## TO-DO LIST
1: From the awk passage, copy the words from "The preceding imitates" to "yet other structs..." without any change.
2: Answer these questions from the awk passage:
(a) What does the preceding code imitate using an awk array?
(b) What does the function printaddress() print?
(c) What city is stored for Fred?

## READING PASSAGE
----

The preceding imitates a C struct using an awk array.

The real power of data driven design occurs with levels of abstraction, where structs contain other structs containing yet other structs...

Because awk supports multidimensional arrays, it can imitate such levels of abstraction.

The following code shows how a multilevel array, indexed at times by strings and at other times by numbers, can be used to simulate an entire data structure (a person's first and last name, and various components of their address). In this case, an array of people has been loaded with people's info, including one people array element called "Fred", and function printaddress() prints Fred's mailing address:

#!/usr/local/bin/mawk -We

BEGIN{

 people["Fred", "lname"]="Johnson"
 people["Fred", "fname"]="Fred"
 people["Fred", "address", "firstss"]=101
 people["Fred", "address", 101]="331 West Main Street"
 people["Fred", "address", 102]="Apartment 2"
 people["Fred", "address", "lastss"]=102
 people["Fred", "address", "city"]="Melbourne"

----

## SUPPLIED INFORMATION
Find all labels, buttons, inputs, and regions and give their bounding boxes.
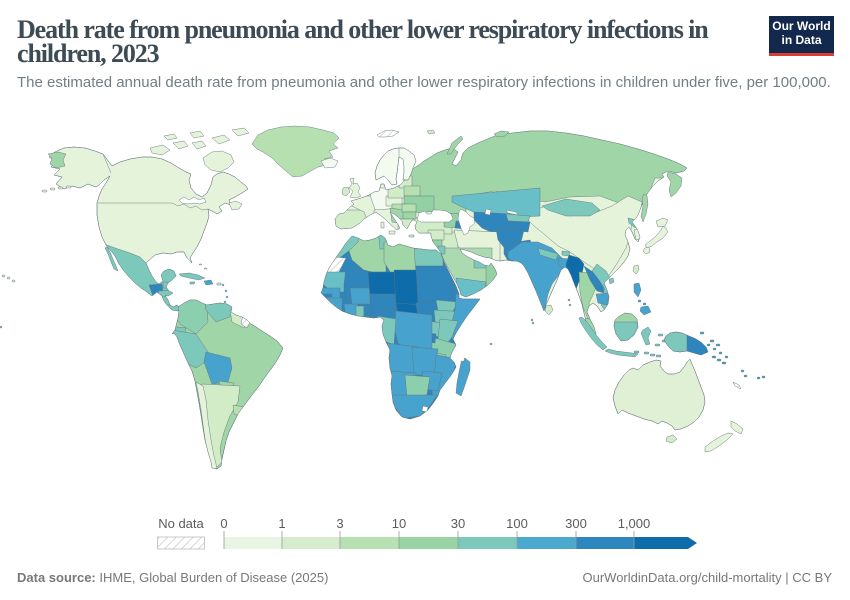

----

## ANSWERS PER TASK
1:
The preceding imitates a C struct using an awk array.

The real power of data driven design occurs with levels of abstraction, where structs contain other structs containing yet other structs...

2:
(a) A C struct.
(b) Fred's mailing address.
(c) Melbourne.